[Records]
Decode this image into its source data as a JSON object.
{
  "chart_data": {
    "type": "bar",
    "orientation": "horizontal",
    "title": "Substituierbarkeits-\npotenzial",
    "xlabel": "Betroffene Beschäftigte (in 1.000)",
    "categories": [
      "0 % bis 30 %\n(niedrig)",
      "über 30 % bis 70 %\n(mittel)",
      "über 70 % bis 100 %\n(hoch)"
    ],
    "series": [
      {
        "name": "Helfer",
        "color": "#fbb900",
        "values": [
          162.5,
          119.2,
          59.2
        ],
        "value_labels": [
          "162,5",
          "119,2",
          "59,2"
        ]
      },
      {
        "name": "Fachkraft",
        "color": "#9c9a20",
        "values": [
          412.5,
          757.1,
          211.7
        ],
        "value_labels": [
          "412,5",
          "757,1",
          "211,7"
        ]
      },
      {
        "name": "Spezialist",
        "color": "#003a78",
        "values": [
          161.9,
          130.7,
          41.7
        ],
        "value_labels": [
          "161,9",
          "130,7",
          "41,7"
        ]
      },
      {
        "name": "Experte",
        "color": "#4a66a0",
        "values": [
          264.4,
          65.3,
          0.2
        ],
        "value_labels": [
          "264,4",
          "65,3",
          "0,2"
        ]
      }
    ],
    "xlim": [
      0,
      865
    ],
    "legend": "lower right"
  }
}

**YOUR TASK:**
Copy, from the material above, each line in which the string "über" occurs.

**SOLVED PROBLEM:**
      "über 30 % bis 70 %\n(mittel)",
      "über 70 % bis 100 %\n(hoch)"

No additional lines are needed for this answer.